### RECORDS SHOWN
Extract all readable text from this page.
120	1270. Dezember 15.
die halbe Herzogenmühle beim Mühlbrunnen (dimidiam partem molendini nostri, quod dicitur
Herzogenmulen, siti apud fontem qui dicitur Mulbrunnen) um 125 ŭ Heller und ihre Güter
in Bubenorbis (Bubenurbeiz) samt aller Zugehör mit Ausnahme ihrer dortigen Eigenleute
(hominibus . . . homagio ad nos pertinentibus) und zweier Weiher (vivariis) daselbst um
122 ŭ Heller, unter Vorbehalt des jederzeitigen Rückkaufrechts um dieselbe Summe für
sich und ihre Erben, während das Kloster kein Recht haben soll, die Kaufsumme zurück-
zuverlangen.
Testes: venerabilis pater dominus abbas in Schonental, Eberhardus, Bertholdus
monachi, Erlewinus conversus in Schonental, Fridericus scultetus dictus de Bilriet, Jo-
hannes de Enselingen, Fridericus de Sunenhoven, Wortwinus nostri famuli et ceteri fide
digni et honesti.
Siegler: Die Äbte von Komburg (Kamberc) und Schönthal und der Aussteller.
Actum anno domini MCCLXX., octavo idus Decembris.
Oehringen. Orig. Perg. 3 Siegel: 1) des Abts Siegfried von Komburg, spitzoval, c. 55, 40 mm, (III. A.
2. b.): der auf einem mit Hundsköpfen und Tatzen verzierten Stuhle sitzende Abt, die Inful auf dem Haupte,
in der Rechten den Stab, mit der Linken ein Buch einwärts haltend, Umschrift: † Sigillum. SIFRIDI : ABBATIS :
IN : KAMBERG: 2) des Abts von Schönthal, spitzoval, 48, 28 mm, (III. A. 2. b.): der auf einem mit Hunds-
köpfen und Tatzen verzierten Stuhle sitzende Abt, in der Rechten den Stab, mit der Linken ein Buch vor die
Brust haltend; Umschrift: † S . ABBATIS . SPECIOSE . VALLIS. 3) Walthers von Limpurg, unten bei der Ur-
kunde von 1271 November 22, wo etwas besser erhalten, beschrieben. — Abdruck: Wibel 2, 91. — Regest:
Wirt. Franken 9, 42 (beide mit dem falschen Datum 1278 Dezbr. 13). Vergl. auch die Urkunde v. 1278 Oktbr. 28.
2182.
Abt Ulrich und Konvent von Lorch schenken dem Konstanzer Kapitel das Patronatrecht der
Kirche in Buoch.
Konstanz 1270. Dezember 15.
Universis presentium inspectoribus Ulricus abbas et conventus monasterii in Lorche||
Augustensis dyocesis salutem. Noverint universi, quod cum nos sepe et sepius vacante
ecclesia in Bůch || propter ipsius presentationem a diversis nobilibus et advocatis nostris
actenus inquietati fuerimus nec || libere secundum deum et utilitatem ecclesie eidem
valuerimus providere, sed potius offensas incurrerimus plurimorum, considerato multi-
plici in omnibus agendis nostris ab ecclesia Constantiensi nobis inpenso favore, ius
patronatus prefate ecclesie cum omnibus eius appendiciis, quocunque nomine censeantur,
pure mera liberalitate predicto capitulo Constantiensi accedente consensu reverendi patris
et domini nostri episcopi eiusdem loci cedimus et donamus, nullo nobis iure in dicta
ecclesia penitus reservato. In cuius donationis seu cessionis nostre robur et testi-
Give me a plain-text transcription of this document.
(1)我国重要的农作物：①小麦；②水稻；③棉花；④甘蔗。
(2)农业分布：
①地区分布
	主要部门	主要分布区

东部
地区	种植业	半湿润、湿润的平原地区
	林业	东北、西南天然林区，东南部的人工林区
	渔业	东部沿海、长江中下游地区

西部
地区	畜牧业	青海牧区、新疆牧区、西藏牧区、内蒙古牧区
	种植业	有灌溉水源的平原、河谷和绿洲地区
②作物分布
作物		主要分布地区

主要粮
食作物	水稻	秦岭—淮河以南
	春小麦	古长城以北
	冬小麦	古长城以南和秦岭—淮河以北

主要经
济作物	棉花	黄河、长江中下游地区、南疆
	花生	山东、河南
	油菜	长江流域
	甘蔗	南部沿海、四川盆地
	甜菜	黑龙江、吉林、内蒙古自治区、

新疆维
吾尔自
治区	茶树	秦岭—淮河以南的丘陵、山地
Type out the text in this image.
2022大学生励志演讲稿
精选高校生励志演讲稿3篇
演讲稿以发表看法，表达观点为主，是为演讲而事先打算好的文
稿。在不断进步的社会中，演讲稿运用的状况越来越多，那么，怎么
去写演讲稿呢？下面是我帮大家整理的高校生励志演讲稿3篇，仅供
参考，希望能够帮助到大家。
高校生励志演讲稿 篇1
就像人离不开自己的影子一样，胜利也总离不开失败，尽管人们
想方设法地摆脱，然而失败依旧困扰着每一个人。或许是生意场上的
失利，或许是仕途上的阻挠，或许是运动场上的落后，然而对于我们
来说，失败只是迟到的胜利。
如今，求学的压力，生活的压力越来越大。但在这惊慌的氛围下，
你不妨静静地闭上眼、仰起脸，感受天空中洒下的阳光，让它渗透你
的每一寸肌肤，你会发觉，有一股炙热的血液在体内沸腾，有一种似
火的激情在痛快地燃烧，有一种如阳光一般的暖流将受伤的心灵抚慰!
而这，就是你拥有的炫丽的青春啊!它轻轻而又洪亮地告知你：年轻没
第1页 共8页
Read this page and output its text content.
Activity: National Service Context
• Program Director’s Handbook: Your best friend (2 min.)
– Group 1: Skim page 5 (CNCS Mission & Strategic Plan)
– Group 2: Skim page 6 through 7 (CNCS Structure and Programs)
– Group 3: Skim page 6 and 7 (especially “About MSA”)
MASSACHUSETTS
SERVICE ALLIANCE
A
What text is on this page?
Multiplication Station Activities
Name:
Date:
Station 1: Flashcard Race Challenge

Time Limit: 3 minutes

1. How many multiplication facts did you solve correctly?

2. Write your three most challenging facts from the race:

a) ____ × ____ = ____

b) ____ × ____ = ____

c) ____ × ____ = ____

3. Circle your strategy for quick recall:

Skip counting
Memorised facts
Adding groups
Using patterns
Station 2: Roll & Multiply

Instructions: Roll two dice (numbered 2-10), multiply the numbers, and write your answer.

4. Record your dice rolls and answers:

### WHAT YOU SHOULD DO
Extract the data in full. Keep it word for word.

### TASK SOLUTION
Extract all readable text from this page.
120	1270. Dezember 15.
die halbe Herzogenmühle beim Mühlbrunnen (dimidiam partem molendini nostri, quod dicitur
Herzogenmulen, siti apud fontem qui dicitur Mulbrunnen) um 125 ŭ Heller und ihre Güter
in Bubenorbis (Bubenurbeiz) samt aller Zugehör mit Ausnahme ihrer dortigen Eigenleute
(hominibus . . . homagio ad nos pertinentibus) und zweier Weiher (vivariis) daselbst um
122 ŭ Heller, unter Vorbehalt des jederzeitigen Rückkaufrechts um dieselbe Summe für
sich und ihre Erben, während das Kloster kein Recht haben soll, die Kaufsumme zurück-
zuverlangen.
Testes: venerabilis pater dominus abbas in Schonental, Eberhardus, Bertholdus
monachi, Erlewinus conversus in Schonental, Fridericus scultetus dictus de Bilriet, Jo-
hannes de Enselingen, Fridericus de Sunenhoven, Wortwinus nostri famuli et ceteri fide
digni et honesti.
Siegler: Die Äbte von Komburg (Kamberc) und Schönthal und der Aussteller.
Actum anno domini MCCLXX., octavo idus Decembris.
Oehringen. Orig. Perg. 3 Siegel: 1) des Abts Siegfried von Komburg, spitzoval, c. 55, 40 mm, (III. A.
2. b.): der auf einem mit Hundsköpfen und Tatzen verzierten Stuhle sitzende Abt, die Inful auf dem Haupte,
in der Rechten den Stab, mit der Linken ein Buch einwärts haltend, Umschrift: † Sigillum. SIFRIDI : ABBATIS :
IN : KAMBERG: 2) des Abts von Schönthal, spitzoval, 48, 28 mm, (III. A. 2. b.): der auf einem mit Hunds-
köpfen und Tatzen verzierten Stuhle sitzende Abt, in der Rechten den Stab, mit der Linken ein Buch vor die
Brust haltend; Umschrift: † S . ABBATIS . SPECIOSE . VALLIS. 3) Walthers von Limpurg, unten bei der Ur-
kunde von 1271 November 22, wo etwas besser erhalten, beschrieben. — Abdruck: Wibel 2, 91. — Regest:
Wirt. Franken 9, 42 (beide mit dem falschen Datum 1278 Dezbr. 13). Vergl. auch die Urkunde v. 1278 Oktbr. 28.
2182.
Abt Ulrich und Konvent von Lorch schenken dem Konstanzer Kapitel das Patronatrecht der
Kirche in Buoch.
Konstanz 1270. Dezember 15.
Universis presentium inspectoribus Ulricus abbas et conventus monasterii in Lorche||
Augustensis dyocesis salutem. Noverint universi, quod cum nos sepe et sepius vacante
ecclesia in Bůch || propter ipsius presentationem a diversis nobilibus et advocatis nostris
actenus inquietati fuerimus nec || libere secundum deum et utilitatem ecclesie eidem
valuerimus providere, sed potius offensas incurrerimus plurimorum, considerato multi-
plici in omnibus agendis nostris ab ecclesia Constantiensi nobis inpenso favore, ius
patronatus prefate ecclesie cum omnibus eius appendiciis, quocunque nomine censeantur,
pure mera liberalitate predicto capitulo Constantiensi accedente consensu reverendi patris
et domini nostri episcopi eiusdem loci cedimus et donamus, nullo nobis iure in dicta
ecclesia penitus reservato. In cuius donationis seu cessionis nostre robur et testi-
Give me a plain-text transcription of this document.
(1)我国重要的农作物：①小麦；②水稻；③棉花；④甘蔗。
(2)农业分布：
①地区分布
	主要部门	主要分布区

东部
地区	种植业	半湿润、湿润的平原地区
	林业	东北、西南天然林区，东南部的人工林区
	渔业	东部沿海、长江中下游地区

西部
地区	畜牧业	青海牧区、新疆牧区、西藏牧区、内蒙古牧区
	种植业	有灌溉水源的平原、河谷和绿洲地区
②作物分布
作物		主要分布地区

主要粮
食作物	水稻	秦岭—淮河以南
	春小麦	古长城以北
	冬小麦	古长城以南和秦岭—淮河以北

主要经
济作物	棉花	黄河、长江中下游地区、南疆
	花生	山东、河南
	油菜	长江流域
	甘蔗	南部沿海、四川盆地
	甜菜	黑龙江、吉林、内蒙古自治区、

新疆维
吾尔自
治区	茶树	秦岭—淮河以南的丘陵、山地
Type out the text in this image.
2022大学生励志演讲稿
精选高校生励志演讲稿3篇
演讲稿以发表看法，表达观点为主，是为演讲而事先打算好的文
稿。在不断进步的社会中，演讲稿运用的状况越来越多，那么，怎么
去写演讲稿呢？下面是我帮大家整理的高校生励志演讲稿3篇，仅供
参考，希望能够帮助到大家。
高校生励志演讲稿 篇1
就像人离不开自己的影子一样，胜利也总离不开失败，尽管人们
想方设法地摆脱，然而失败依旧困扰着每一个人。或许是生意场上的
失利，或许是仕途上的阻挠，或许是运动场上的落后，然而对于我们
来说，失败只是迟到的胜利。
如今，求学的压力，生活的压力越来越大。但在这惊慌的氛围下，
你不妨静静地闭上眼、仰起脸，感受天空中洒下的阳光，让它渗透你
的每一寸肌肤，你会发觉，有一股炙热的血液在体内沸腾，有一种似
火的激情在痛快地燃烧，有一种如阳光一般的暖流将受伤的心灵抚慰!
而这，就是你拥有的炫丽的青春啊!它轻轻而又洪亮地告知你：年轻没
第1页 共8页
Read this page and output its text content.
Activity: National Service Context
• Program Director’s Handbook: Your best friend (2 min.)
– Group 1: Skim page 5 (CNCS Mission & Strategic Plan)
– Group 2: Skim page 6 through 7 (CNCS Structure and Programs)
– Group 3: Skim page 6 and 7 (especially “About MSA”)
MASSACHUSETTS
SERVICE ALLIANCE
A
What text is on this page?
Multiplication Station Activities
Name:
Date:
Station 1: Flashcard Race Challenge

Time Limit: 3 minutes

1. How many multiplication facts did you solve correctly?

2. Write your three most challenging facts from the race:

a) ____ × ____ = ____

b) ____ × ____ = ____

c) ____ × ____ = ____

3. Circle your strategy for quick recall:

Skip counting
Memorised facts
Adding groups
Using patterns
Station 2: Roll & Multiply

Instructions: Roll two dice (numbered 2-10), multiply the numbers, and write your answer.

4. Record your dice rolls and answers:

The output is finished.